# [Given task]
Extract, from the records beneath this instruction, each line that contains the word "Chapter".

--- Begin Recorded information ---

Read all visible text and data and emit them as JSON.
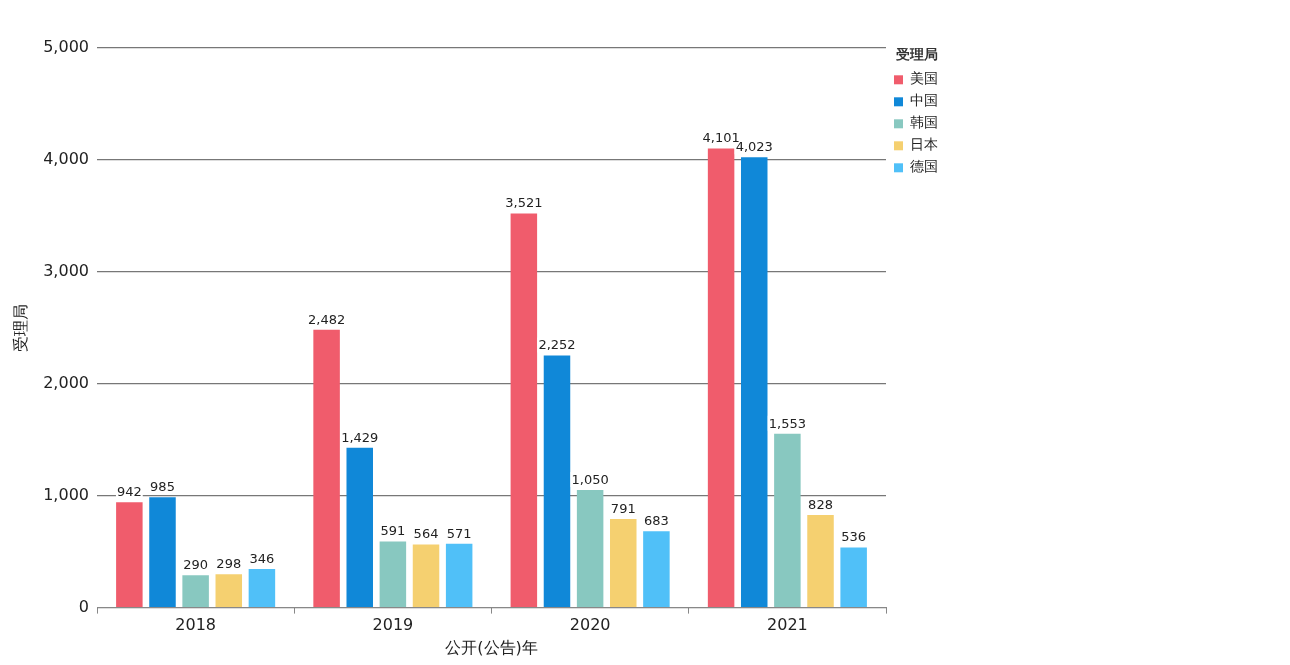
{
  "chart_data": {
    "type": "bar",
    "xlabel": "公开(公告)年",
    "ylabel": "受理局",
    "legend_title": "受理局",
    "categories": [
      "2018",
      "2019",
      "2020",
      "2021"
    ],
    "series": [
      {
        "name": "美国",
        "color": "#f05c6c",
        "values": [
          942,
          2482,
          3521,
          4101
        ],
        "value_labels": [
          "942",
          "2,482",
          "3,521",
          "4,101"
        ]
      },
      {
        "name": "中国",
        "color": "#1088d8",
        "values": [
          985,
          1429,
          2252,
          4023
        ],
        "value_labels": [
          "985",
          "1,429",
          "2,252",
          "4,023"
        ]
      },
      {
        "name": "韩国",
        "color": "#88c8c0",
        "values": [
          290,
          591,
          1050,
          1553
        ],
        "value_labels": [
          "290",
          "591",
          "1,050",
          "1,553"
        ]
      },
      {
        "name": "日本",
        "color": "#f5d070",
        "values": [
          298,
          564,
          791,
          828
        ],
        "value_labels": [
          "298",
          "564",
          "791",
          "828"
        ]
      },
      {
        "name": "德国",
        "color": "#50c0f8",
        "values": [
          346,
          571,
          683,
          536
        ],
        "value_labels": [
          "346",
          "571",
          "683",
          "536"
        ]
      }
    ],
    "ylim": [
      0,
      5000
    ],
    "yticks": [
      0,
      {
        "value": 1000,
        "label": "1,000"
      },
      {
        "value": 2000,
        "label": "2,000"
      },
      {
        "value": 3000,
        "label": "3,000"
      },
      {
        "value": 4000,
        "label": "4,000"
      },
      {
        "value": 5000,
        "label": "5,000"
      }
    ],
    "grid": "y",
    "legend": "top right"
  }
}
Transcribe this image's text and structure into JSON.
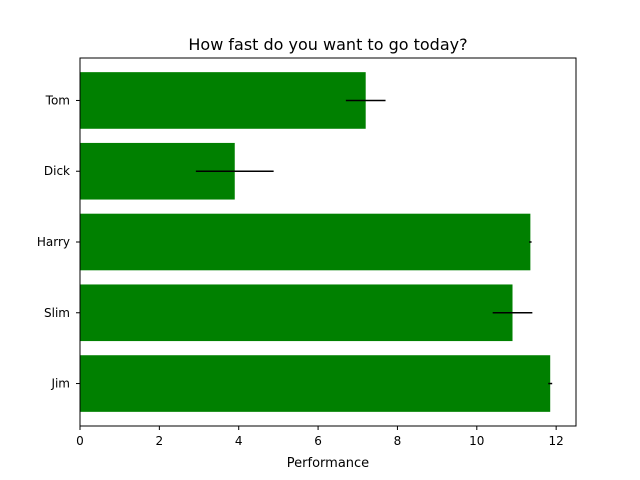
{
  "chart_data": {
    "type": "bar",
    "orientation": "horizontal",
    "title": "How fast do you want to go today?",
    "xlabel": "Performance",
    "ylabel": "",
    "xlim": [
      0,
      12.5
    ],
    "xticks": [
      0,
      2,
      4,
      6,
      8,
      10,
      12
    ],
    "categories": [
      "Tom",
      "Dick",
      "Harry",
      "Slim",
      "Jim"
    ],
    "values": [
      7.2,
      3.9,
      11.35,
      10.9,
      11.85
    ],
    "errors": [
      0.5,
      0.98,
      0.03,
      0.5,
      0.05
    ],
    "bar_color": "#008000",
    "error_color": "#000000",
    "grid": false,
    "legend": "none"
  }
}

--- End Recorded information ---
--- Begin Recorded information ---

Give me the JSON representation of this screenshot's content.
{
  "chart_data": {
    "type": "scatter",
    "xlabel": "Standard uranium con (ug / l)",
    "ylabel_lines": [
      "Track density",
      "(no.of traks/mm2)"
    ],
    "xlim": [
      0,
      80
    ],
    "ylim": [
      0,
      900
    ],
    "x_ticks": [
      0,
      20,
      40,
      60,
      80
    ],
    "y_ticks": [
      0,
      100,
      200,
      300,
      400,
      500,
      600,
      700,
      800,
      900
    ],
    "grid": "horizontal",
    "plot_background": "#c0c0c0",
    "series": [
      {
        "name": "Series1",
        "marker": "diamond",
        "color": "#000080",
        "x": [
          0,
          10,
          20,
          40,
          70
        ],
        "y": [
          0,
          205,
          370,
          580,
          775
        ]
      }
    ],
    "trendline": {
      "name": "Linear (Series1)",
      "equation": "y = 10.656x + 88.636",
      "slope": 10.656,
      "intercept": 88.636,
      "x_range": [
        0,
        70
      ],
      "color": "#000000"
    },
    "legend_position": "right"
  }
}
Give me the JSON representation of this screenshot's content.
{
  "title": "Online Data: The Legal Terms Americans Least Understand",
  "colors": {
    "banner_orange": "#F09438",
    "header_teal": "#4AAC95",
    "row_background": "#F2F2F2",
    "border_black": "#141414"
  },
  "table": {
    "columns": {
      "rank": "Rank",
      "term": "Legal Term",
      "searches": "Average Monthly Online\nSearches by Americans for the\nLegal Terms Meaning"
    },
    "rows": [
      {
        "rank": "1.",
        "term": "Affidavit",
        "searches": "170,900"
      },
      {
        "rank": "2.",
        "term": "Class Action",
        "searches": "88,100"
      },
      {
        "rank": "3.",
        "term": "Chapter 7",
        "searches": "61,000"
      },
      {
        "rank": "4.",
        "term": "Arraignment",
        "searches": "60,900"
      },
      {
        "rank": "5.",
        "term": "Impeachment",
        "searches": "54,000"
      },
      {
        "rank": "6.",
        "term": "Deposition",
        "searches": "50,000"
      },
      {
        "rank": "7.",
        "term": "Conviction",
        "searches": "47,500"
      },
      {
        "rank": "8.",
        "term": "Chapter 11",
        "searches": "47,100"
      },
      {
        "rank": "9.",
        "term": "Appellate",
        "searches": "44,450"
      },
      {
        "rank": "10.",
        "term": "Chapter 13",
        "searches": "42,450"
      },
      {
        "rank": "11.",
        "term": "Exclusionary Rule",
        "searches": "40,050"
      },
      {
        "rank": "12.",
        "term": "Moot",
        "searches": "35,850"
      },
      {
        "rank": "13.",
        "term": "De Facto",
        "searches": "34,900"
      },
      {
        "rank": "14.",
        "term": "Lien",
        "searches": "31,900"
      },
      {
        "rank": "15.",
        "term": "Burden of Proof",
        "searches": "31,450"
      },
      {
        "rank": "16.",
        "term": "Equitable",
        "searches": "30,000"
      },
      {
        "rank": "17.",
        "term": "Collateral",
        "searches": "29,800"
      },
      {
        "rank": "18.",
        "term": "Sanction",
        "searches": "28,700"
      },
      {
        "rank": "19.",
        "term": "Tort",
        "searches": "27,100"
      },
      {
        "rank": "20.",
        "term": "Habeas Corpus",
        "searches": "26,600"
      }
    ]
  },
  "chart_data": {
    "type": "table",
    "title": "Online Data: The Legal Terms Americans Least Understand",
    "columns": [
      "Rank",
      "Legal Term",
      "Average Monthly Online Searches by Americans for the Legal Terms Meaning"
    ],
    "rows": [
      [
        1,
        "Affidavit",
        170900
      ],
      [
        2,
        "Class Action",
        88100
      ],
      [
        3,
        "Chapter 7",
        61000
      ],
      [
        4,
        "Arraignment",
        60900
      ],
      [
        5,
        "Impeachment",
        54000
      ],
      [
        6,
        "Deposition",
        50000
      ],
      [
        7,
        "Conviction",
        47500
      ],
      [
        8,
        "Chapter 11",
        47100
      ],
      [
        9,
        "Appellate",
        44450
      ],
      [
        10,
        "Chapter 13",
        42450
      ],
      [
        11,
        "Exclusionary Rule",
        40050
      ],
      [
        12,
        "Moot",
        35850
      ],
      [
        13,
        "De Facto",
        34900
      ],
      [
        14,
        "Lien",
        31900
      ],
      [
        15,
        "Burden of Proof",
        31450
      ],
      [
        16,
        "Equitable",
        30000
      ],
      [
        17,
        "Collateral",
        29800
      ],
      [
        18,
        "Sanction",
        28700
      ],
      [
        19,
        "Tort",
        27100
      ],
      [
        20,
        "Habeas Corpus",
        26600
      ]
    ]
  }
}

--- End Recorded information ---

# [Response to this task]
        "term": "Chapter 7",
        "term": "Chapter 11",
        "term": "Chapter 13",
        "Chapter 7",
        "Chapter 11",
        "Chapter 13",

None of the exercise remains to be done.